What you should do = In the interview below, condense the paragraph that begins "I would start a different kind of self-care movement" into a short list that keeps its main facts.

Source extract =
-*-

What are the best resources you would suggest for someone to learn how to be more mindful and serene in their everyday life?

I would suggest my book Girl, You Are Overthinking It!: How To Step Out Of Negative Thoughts And Jumpstart A New Way Of Thinking. It is practical and insightful without being burdensome. An easy read and easy to apply. I would also suggest The Art of Believing on Purpose, by Bev Aron. She uses everyday experience to teach some profound lessons on how to improve your life. Additionally, I would suggest meditation and yoga. They are excellent for calming and centering the mind and body. I personally love scripture-based meditation because my beliefs and faith ground me.

Can you please give us your favorite “Life Lesson Quote”? Do you have a story about how that was relevant in your life?

A favorite quote that I live by is “she remembered who she was, and the game changed” — Lala Delia.

There was a point in my life when I just couldn’t be happy. Nothing made me happy. Many years after childhood sexual abuse I was still reeling from the impact. I tried suicide and self-harm several times and couldn’t wait to escape the never-ending cycle of pain, internal conflict and unhappiness. There were many days when I could not escape the darkness and wasn’t showing up as my best self or as myself at all. I felt as if I did not deserve anything good and the choices I made in relationship, jobs and friends reflected those feelings. I hit a place in my life where I felt like it was my rock bottom. I really wanted an escape and so I decided that I had to make a change. I finally took a look at my life, faced the fear I felt and realized that though things happened that I could not control, I now had total control of what happened to me. It took some time. I kept going between trying new habits and falling back into old habits. But I kept pushing. I became desperate for change and for something better. So I kept trying. Eventually, I found my momentum and fell in love with discovering who I am. I discovered who I was and what I was made of. It changed my life. I finally understood my beauty and strength and that that I had the power to change and create my reality.

I decided. I decided to change my story, change my concept of who I was and become who I am. I decided to be the best version of myself. I did the work for many years and still do, and now I help other women do their work as well. From sexually abused, suicidal and depressed to success, it has been and continues to be quite a journey.

You are a person of great influence. If you could start a movement that would bring the most amount of good to the most amount of people, what would that be? You never know what your idea can trigger. 🙂

I would start a different kind of self-care movement. Most self-care routines involve escaping from your life for a specified period so you can focus on yourself. I would start a movement where we create lives that we do not want to or need to escape from. I would start a movement to live balanced, motivated, passion-infused lives.

What is the best way our readers can follow you online?

https://www.facebook.com/BelkisClarke and https://www.instagram.com/belkisclarke/

Thank you for these fantastic insights. We wish you only continued success in your great work!

-*-

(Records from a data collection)
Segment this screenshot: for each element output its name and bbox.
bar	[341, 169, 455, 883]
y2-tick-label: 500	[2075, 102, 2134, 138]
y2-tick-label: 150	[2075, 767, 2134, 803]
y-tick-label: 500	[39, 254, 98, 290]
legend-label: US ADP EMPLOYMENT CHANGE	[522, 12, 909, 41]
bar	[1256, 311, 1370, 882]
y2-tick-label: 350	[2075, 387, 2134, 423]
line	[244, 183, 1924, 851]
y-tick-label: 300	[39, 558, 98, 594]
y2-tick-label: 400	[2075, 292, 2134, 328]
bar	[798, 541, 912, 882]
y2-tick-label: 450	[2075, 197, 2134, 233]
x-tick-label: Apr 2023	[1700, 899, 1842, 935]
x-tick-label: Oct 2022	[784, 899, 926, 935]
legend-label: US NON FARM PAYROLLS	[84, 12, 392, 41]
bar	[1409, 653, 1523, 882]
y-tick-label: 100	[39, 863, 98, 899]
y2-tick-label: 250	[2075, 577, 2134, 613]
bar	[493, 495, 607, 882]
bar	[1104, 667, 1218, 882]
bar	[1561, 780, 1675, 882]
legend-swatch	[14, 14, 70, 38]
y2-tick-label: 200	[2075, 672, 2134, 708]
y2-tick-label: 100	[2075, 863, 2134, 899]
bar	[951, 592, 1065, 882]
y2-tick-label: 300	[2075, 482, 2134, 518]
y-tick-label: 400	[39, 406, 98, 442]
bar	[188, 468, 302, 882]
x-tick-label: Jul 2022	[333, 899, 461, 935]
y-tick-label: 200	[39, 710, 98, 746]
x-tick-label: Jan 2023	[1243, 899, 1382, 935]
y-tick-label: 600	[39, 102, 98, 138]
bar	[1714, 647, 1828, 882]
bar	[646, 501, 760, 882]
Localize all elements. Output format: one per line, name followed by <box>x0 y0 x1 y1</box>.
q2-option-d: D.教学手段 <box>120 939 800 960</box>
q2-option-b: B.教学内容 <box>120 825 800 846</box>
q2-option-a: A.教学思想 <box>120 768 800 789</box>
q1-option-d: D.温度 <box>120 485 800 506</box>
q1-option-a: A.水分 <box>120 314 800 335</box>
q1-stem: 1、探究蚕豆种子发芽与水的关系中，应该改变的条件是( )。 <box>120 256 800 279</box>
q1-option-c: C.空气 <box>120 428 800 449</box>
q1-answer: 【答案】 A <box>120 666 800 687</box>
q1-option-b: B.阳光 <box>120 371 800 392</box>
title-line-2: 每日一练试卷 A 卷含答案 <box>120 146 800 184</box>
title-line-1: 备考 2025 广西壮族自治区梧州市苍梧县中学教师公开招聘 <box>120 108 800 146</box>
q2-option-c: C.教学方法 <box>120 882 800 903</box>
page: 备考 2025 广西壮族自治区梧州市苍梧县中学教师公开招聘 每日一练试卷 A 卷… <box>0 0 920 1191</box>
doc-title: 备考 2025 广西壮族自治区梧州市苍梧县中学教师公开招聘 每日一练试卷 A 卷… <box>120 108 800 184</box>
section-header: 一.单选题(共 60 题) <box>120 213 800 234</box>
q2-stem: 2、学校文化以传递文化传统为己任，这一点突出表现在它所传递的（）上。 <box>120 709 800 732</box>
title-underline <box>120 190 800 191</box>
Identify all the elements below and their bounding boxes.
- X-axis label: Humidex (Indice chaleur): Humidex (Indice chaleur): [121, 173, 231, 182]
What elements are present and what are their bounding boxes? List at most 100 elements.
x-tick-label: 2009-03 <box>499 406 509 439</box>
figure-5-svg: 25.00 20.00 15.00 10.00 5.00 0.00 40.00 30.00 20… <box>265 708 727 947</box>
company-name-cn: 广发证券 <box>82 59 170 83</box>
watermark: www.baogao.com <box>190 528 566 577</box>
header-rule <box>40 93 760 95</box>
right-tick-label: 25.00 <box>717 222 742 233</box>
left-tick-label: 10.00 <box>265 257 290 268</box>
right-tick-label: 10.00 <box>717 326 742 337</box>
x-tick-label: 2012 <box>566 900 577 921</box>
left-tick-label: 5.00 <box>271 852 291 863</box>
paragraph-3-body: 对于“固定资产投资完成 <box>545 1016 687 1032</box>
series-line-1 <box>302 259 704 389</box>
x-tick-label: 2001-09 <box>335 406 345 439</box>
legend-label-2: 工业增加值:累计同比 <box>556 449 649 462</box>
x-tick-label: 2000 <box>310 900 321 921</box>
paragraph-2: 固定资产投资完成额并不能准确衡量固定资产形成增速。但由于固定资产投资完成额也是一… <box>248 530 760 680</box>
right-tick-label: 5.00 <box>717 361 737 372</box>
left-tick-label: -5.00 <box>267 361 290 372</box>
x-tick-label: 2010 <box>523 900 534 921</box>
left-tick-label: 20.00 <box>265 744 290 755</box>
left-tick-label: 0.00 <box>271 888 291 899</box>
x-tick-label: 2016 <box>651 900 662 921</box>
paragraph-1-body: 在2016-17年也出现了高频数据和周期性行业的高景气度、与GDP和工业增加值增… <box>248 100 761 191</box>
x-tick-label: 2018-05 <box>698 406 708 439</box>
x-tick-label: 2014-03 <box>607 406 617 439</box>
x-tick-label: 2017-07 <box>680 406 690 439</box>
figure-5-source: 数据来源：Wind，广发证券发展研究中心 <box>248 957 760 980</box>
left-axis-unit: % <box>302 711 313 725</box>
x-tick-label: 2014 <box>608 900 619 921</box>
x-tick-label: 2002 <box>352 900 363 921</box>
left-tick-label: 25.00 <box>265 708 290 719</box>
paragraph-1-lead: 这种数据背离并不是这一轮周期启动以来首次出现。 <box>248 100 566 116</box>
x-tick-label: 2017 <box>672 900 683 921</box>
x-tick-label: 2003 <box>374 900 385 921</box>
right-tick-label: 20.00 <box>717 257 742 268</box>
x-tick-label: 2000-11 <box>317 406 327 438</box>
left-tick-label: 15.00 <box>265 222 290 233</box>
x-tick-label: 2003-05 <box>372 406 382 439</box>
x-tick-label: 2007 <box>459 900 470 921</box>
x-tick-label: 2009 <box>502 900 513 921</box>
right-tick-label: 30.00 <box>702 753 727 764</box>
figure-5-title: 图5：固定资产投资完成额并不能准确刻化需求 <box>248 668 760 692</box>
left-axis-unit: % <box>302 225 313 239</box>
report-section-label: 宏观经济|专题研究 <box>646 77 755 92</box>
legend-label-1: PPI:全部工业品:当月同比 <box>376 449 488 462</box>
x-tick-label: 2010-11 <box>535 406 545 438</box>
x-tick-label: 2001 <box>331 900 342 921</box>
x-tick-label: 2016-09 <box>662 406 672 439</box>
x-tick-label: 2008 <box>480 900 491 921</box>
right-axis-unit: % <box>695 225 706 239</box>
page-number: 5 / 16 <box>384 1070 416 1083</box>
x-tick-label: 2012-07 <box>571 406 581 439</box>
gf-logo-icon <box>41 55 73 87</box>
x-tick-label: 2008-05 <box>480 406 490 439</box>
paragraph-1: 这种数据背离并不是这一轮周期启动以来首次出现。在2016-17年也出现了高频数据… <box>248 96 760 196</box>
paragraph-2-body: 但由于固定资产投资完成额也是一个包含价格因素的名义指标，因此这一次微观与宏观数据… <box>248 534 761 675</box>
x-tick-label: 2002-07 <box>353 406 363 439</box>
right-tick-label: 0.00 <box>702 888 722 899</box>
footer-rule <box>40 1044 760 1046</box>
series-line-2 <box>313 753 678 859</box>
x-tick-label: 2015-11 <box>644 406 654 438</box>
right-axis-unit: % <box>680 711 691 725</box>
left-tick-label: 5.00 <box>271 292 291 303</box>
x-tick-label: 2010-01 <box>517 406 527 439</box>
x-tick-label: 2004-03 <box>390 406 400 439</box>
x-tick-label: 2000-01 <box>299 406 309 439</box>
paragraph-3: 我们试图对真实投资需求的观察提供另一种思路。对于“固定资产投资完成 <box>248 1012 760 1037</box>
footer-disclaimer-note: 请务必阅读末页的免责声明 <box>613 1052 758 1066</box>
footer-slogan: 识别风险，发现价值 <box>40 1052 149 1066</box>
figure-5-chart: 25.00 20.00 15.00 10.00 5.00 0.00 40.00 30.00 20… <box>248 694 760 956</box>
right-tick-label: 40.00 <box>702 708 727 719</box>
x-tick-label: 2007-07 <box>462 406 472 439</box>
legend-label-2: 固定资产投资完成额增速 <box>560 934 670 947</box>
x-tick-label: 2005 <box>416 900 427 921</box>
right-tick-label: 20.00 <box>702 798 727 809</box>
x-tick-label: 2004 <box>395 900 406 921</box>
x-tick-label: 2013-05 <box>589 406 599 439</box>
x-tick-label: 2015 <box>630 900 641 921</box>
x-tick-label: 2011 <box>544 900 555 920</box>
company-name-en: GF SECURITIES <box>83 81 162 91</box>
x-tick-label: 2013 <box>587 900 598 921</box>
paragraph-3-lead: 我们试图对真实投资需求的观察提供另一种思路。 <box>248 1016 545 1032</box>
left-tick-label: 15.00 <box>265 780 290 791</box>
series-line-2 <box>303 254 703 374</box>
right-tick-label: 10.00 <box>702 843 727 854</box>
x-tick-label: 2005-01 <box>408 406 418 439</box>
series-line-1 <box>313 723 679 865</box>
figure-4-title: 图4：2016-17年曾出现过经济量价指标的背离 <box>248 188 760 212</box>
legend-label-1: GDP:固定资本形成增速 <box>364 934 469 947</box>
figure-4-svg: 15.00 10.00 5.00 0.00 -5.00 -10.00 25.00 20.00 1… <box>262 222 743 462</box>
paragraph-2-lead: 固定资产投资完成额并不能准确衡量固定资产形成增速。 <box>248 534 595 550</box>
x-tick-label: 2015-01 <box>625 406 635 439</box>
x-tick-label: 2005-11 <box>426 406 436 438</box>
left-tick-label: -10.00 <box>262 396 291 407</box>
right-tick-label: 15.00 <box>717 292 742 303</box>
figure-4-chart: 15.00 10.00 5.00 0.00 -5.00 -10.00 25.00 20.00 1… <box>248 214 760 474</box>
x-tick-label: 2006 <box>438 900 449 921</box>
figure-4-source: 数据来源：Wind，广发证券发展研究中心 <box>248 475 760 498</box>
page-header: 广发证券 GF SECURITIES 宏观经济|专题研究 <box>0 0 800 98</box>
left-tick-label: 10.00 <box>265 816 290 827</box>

-*-

Answer for this exercise =
- A different kind of self-care movement is proposed.
- Most self-care routines involve escaping from one's life for a specified period in order to focus on oneself.
- The proposed movement would instead create lives that people neither want nor need to escape from.
- Its aim is balanced, motivated, passion-infused lives.